▶ [Metin]:

╔══

Biyografiye kadın kahramanların
girmesi ile kalmayarak yeni eğilimler müşterek biyografi anlayışını da ortaya
koymuşlardır. Tek bir kişinin değil, eşi, çocukları ve sırrını bilen bir yakını,,
misal sekreteri ile birlikte kolektif biyografileri de yazılmaya başlamıştır.
Böylece kişilerin bütün hayatları boyunca geçirdikleri değişimin çok yönlü
açıklaması yapılabilmektedir.
Biyografiye sosyal bilimlerin
desteğinde verilen bu önem yeni bir çığırı daha beraberinde getirmiştir: Son
zamanların nöroloji çalışmaları "özgür bireylerin" hayatlarını öyle
sanıldığı gibi "özgürce" yönlendiremediklerini göstermektedir.
Nörolojinin algılama, hafıza ve hatırlatma hakkındaki tezleri sadece yerleşmiş
felsefi teorileri değil, tarihçiliğin temel varsayımları üzerinde de şüpheler
uyandırmıştır (Laessig, 43). O halde bireyin tarihi yazılırken yeni bir kavramı
karşımızda bulabiliriz: nöro-psiko-sosyohistory(!).
Batı düşüncesi Descartes, Locke ve
Hume'dan beri benlik meselesi üzerinde epey kafa yormuştur. Locke kişi
hatırladığı ölçüde vardır düşüncesinde iken, Hume rasyonalistlerin 'ben'
dediklerinin gerçek değil, farklı algılar demeti olduğunu; benlik dediğimiz
şeyin bu algılardan oluşmuş psikolojik bir inşa olduğunu ileri sürmüştür. Ona
göre bu kavramın bir ontolojik karşılığı yoktur. Batılı epistemoloji insanı
liberal, ampirist, rasyonalist ve sair görüşlerde farklı yanları ile ele almış,
ben ve biz olarak nasıl rol oynayabildiğini görmeye çalışmıştır. Değişen
zamanla değişmeyen bir 'öznenin' varlığı inkar edildiğinde bunun farklı alanlarda
ciddi sonuçları olabileceği Hume tarafından vurgulanmıştır (Kırmızı, 19-20).
Farklı tanımlamaları Weber, Le Play, Kant ve Marks gibi düşünürlerde de
görmekteyiz. Bu düşünürler din sosyolojisinden (Weber), ferdin aileden topluma
kadar rolüne (Le Play), hürriyet için savaşmaya hazır ide'ye (Kant) ve ekonomik
dinamiklerin altyapıyı oluşturduğu (Marks) tezine kadar kişiyi kuşatan
atmosferi bütün yönleriyle tartışmaya açmışlardır. Bu hazırlıkların sonunda
ister otobiyografi, ister biyografi olsun kronolojik sıraya göre yazılan basit
anlatı tekniğini çoktan aşmış durumdadır. Bu çalışmalar sonucunda günümüzde
artık çoklu biyografiler yazılabileceği gibi, bir hayatın önemli görülen bir
kesimini ayrıntılı işleyen biyografiler de yazılabilmektedir (Kırmızı, 24).

╚══

▶ [Kayıtlar]:
╔══

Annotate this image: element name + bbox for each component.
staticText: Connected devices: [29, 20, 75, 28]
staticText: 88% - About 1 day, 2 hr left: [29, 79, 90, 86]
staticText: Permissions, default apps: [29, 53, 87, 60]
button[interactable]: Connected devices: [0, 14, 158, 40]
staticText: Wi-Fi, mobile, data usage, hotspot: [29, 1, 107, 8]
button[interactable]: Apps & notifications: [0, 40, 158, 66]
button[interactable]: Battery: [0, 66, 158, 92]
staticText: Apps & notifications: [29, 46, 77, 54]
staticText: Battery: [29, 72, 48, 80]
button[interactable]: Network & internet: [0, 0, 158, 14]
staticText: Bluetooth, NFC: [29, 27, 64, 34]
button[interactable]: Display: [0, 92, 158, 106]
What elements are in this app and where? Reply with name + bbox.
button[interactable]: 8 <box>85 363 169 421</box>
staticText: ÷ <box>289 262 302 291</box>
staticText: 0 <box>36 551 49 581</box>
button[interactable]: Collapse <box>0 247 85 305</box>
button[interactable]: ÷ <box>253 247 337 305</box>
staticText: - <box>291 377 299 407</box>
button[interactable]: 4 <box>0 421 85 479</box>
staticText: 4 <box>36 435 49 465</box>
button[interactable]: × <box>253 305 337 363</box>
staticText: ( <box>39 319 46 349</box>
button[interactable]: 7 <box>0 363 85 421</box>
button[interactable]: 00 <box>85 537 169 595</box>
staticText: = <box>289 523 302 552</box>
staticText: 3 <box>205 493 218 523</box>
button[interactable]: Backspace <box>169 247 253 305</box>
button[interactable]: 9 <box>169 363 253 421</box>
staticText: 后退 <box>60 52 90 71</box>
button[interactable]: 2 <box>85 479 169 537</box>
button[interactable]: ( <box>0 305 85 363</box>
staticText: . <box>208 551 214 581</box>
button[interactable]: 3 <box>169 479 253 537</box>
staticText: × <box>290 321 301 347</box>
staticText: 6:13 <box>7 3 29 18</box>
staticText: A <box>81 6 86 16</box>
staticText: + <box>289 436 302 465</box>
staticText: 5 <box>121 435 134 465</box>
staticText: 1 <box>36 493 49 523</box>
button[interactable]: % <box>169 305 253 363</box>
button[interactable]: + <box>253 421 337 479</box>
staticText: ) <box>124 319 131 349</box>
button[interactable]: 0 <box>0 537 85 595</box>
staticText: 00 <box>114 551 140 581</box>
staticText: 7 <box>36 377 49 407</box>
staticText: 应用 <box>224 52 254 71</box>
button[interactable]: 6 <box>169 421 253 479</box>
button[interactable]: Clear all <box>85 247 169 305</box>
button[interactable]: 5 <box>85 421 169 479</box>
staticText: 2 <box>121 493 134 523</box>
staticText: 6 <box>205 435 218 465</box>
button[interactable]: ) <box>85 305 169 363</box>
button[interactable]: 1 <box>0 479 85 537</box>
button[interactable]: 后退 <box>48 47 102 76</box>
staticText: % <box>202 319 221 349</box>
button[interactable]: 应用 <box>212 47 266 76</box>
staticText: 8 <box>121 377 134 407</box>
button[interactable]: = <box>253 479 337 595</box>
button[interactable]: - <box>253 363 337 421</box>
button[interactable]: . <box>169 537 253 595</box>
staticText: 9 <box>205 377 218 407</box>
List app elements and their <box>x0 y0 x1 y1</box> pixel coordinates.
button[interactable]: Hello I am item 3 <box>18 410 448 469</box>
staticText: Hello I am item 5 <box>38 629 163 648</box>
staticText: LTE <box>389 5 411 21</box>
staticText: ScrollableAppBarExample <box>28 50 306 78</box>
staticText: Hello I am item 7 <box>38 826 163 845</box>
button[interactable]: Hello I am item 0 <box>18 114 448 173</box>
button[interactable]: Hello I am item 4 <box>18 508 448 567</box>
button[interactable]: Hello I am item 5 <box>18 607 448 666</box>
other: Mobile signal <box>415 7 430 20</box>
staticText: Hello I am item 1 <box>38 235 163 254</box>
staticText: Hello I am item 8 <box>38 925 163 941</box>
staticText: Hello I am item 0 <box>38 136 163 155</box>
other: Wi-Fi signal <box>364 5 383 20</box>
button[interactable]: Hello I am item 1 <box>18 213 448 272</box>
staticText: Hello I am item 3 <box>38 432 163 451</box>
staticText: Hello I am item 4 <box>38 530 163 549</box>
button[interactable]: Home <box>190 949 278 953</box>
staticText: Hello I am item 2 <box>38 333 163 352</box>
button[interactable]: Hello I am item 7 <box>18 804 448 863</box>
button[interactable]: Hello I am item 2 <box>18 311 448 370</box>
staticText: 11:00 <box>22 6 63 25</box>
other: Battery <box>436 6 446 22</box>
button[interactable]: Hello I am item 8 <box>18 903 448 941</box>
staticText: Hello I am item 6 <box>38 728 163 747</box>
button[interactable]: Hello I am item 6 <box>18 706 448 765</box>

╚══

▶ [İstenenler]:
(a) Biyografi metninin "Batı düşüncesi" ile başlayan paragrafında adı geçen düşünürleri sıralayın. Sayfa numarasıyla verilen kaynak gösterimlerini dışarıda bırakın.
(b) Biyografi metninde "Biyografiye kadın kahramanların" ifadesinden "açıklaması yapılabilmektedir." ifadesine kadar olan bölümü hiç değiştirmeden yazıya geçirin.

▶ [Yanıtlar]:
(a) Descartes, Locke, Hume, Weber, Le Play, Kant, Marks

(b)
Biyografiye kadın kahramanların
girmesi ile kalmayarak yeni eğilimler müşterek biyografi anlayışını da ortaya
koymuşlardır. Tek bir kişinin değil, eşi, çocukları ve sırrını bilen bir yakını,,
misal sekreteri ile birlikte kolektif biyografileri de yazılmaya başlamıştır.
Böylece kişilerin bütün hayatları boyunca geçirdikleri değişimin çok yönlü
açıklaması yapılabilmektedir.